▼▼▼

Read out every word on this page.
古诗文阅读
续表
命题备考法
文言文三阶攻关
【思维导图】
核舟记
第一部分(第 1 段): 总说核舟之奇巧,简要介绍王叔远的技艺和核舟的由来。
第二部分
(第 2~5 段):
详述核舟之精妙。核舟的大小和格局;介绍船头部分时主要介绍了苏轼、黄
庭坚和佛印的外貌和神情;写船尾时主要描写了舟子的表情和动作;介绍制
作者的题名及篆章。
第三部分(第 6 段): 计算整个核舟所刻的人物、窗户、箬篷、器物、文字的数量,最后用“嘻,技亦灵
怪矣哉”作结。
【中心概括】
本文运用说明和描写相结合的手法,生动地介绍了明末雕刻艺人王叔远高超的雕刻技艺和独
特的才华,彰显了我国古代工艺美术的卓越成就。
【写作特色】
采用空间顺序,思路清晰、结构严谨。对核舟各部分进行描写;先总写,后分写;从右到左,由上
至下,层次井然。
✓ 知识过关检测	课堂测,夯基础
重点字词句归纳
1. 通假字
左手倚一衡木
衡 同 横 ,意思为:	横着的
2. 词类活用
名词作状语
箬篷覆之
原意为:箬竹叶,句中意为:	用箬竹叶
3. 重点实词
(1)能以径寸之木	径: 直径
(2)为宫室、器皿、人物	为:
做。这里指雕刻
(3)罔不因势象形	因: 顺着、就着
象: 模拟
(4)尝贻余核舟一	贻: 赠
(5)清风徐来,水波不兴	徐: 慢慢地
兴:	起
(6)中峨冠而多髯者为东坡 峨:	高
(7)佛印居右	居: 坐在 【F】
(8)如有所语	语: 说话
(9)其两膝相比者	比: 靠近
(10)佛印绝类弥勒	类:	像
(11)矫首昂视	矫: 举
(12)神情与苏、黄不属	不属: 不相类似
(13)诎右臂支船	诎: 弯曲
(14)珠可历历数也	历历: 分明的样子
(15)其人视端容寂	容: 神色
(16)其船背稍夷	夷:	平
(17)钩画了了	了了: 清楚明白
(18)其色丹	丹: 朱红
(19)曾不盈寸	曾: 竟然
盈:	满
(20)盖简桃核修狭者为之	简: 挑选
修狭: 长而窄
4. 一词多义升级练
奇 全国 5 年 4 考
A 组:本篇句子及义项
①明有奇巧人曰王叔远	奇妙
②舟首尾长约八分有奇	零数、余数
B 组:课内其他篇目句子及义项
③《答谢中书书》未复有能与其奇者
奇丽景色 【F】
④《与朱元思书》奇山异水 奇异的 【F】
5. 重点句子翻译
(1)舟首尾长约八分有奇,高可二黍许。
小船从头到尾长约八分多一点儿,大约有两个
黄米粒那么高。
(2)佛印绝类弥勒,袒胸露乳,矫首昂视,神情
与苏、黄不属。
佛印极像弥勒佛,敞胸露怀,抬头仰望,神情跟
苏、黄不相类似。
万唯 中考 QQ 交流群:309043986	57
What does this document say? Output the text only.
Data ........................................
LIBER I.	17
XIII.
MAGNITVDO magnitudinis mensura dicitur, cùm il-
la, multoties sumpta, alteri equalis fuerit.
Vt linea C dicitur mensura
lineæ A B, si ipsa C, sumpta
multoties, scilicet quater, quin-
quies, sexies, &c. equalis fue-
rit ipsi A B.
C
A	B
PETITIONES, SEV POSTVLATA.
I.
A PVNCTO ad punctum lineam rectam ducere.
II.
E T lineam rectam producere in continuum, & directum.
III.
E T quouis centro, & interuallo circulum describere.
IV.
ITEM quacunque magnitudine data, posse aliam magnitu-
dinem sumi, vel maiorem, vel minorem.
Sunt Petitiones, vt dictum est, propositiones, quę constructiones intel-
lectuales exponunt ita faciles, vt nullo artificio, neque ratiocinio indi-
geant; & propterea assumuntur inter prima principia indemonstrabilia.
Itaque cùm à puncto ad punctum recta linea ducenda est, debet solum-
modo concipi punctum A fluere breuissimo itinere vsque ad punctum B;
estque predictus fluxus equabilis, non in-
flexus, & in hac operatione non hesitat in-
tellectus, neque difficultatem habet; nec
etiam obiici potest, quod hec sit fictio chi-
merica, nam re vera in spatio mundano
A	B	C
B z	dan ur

▲▲▲

Write out once more the lines above beginning at the line with "What does this"; continue through the final line and stop there.

What does this document say? Output the text only.
Data ........................................
LIBER I.	17
XIII.
MAGNITVDO magnitudinis mensura dicitur, cùm il-
la, multoties sumpta, alteri equalis fuerit.
Vt linea C dicitur mensura
lineæ A B, si ipsa C, sumpta
multoties, scilicet quater, quin-
quies, sexies, &c. equalis fue-
rit ipsi A B.
C
A	B
PETITIONES, SEV POSTVLATA.
I.
A PVNCTO ad punctum lineam rectam ducere.
II.
E T lineam rectam producere in continuum, & directum.
III.
E T quouis centro, & interuallo circulum describere.
IV.
ITEM quacunque magnitudine data, posse aliam magnitu-
dinem sumi, vel maiorem, vel minorem.
Sunt Petitiones, vt dictum est, propositiones, quę constructiones intel-
lectuales exponunt ita faciles, vt nullo artificio, neque ratiocinio indi-
geant; & propterea assumuntur inter prima principia indemonstrabilia.
Itaque cùm à puncto ad punctum recta linea ducenda est, debet solum-
modo concipi punctum A fluere breuissimo itinere vsque ad punctum B;
estque predictus fluxus equabilis, non in-
flexus, & in hac operatione non hesitat in-
tellectus, neque difficultatem habet; nec
etiam obiici potest, quod hec sit fictio chi-
merica, nam re vera in spatio mundano
A	B	C
B z	dan ur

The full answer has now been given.